[Recorded data]
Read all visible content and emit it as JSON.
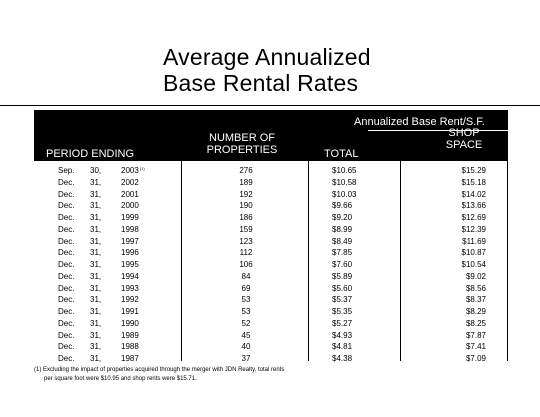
{
  "title": {
    "line1": "Average Annualized",
    "line2": "Base Rental Rates"
  },
  "header": {
    "group_label": "Annualized Base Rent/S.F.",
    "period_label": "PERIOD ENDING",
    "num_label_1": "NUMBER OF",
    "num_label_2": "PROPERTIES",
    "total_label": "TOTAL",
    "shop_label_1": "SHOP",
    "shop_label_2": "SPACE"
  },
  "rows": [
    {
      "month": "Sep.",
      "day": "30,",
      "year": "2003",
      "note": "(1)",
      "properties": "276",
      "total": "$10.65",
      "shop": "$15.29"
    },
    {
      "month": "Dec.",
      "day": "31,",
      "year": "2002",
      "note": "",
      "properties": "189",
      "total": "$10.58",
      "shop": "$15.18"
    },
    {
      "month": "Dec.",
      "day": "31,",
      "year": "2001",
      "note": "",
      "properties": "192",
      "total": "$10.03",
      "shop": "$14.02"
    },
    {
      "month": "Dec.",
      "day": "31,",
      "year": "2000",
      "note": "",
      "properties": "190",
      "total": "$9.66",
      "shop": "$13.66"
    },
    {
      "month": "Dec.",
      "day": "31,",
      "year": "1999",
      "note": "",
      "properties": "186",
      "total": "$9.20",
      "shop": "$12.69"
    },
    {
      "month": "Dec.",
      "day": "31,",
      "year": "1998",
      "note": "",
      "properties": "159",
      "total": "$8.99",
      "shop": "$12.39"
    },
    {
      "month": "Dec.",
      "day": "31,",
      "year": "1997",
      "note": "",
      "properties": "123",
      "total": "$8.49",
      "shop": "$11.69"
    },
    {
      "month": "Dec.",
      "day": "31,",
      "year": "1996",
      "note": "",
      "properties": "112",
      "total": "$7.85",
      "shop": "$10.87"
    },
    {
      "month": "Dec.",
      "day": "31,",
      "year": "1995",
      "note": "",
      "properties": "106",
      "total": "$7.60",
      "shop": "$10.54"
    },
    {
      "month": "Dec.",
      "day": "31,",
      "year": "1994",
      "note": "",
      "properties": "84",
      "total": "$5.89",
      "shop": "$9.02"
    },
    {
      "month": "Dec.",
      "day": "31,",
      "year": "1993",
      "note": "",
      "properties": "69",
      "total": "$5.60",
      "shop": "$8.56"
    },
    {
      "month": "Dec.",
      "day": "31,",
      "year": "1992",
      "note": "",
      "properties": "53",
      "total": "$5.37",
      "shop": "$8.37"
    },
    {
      "month": "Dec.",
      "day": "31,",
      "year": "1991",
      "note": "",
      "properties": "53",
      "total": "$5.35",
      "shop": "$8.29"
    },
    {
      "month": "Dec.",
      "day": "31,",
      "year": "1990",
      "note": "",
      "properties": "52",
      "total": "$5.27",
      "shop": "$8.25"
    },
    {
      "month": "Dec.",
      "day": "31,",
      "year": "1989",
      "note": "",
      "properties": "45",
      "total": "$4.93",
      "shop": "$7.87"
    },
    {
      "month": "Dec.",
      "day": "31,",
      "year": "1988",
      "note": "",
      "properties": "40",
      "total": "$4.81",
      "shop": "$7.41"
    },
    {
      "month": "Dec.",
      "day": "31,",
      "year": "1987",
      "note": "",
      "properties": "37",
      "total": "$4.38",
      "shop": "$7.09"
    }
  ],
  "footnote": {
    "line1": "(1) Excluding the impact of properties acquired through the merger with JDN Realty, total rents",
    "line2": "per square foot were $10.95 and shop rents were $15.71."
  }
}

— Challenge —
Count all lines of the data that include "Base". The answer is the number alone.

— Solution for this problem —
2